▶ Your objective
Check each line of the material below for "icon", then copy the ones that contain it.

Dataset excerpts:
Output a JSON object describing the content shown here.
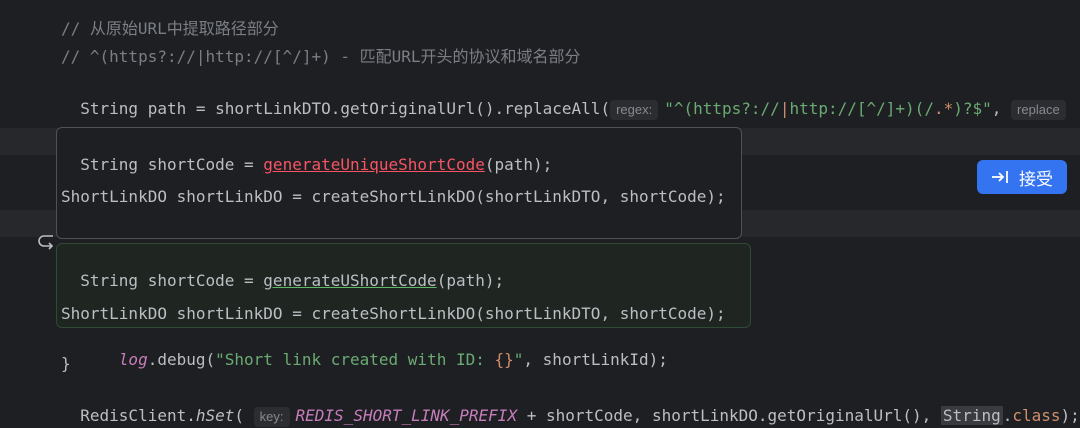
{
  "editor": {
    "comment1": "// 从原始URL中提取路径部分",
    "comment2": "// ^(https?://|http://[^/]+) - 匹配URL开头的协议和域名部分",
    "line3": {
      "type": "String",
      "rest1": " path = shortLinkDTO.getOriginalUrl().replaceAll(",
      "hint_regex": "regex:",
      "str_a": "\"^(https?://",
      "str_b": "|",
      "str_c": "http://[^/]+)(/",
      "str_d": ".*",
      "str_e": ")?$\"",
      "comma": ",",
      "hint_replace": "replace"
    },
    "old_line1": {
      "type": "String",
      "mid": " shortCode = ",
      "fn": "generateUniqueShortCode",
      "end": "(path);"
    },
    "old_line2": "ShortLinkDO shortLinkDO = createShortLinkDO(shortLinkDTO, shortCode);",
    "new_line1": {
      "type": "String",
      "mid": " shortCode = ",
      "fn": "generateUShortCode",
      "end": "(path);"
    },
    "new_line2": "ShortLinkDO shortLinkDO = createShortLinkDO(shortLinkDTO, shortCode);",
    "log_line": {
      "indent": "    ",
      "obj": "log",
      "call": ".debug(",
      "str1": "\"Short link created with ID: ",
      "brace": "{}",
      "str2": "\"",
      "rest": ", shortLinkId);"
    },
    "close_brace": "}",
    "redis_line": {
      "cls": "RedisClient.",
      "method": "hSet",
      "paren": "(",
      "hint_key": "key:",
      "const": "REDIS_SHORT_LINK_PREFIX",
      "mid": " + shortCode, shortLinkDO.getOriginalUrl(), ",
      "strcls": "String",
      "dot": ".",
      "kw_class": "class",
      "end": ");"
    }
  },
  "accept_button": {
    "label": "接受",
    "icon": "tab-arrow-icon",
    "color": "#3574f0"
  },
  "gutter": {
    "icon": "undo-arrow-icon"
  }
}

▶ Answer for this exercise
    "icon": "tab-arrow-icon",
    "icon": "undo-arrow-icon"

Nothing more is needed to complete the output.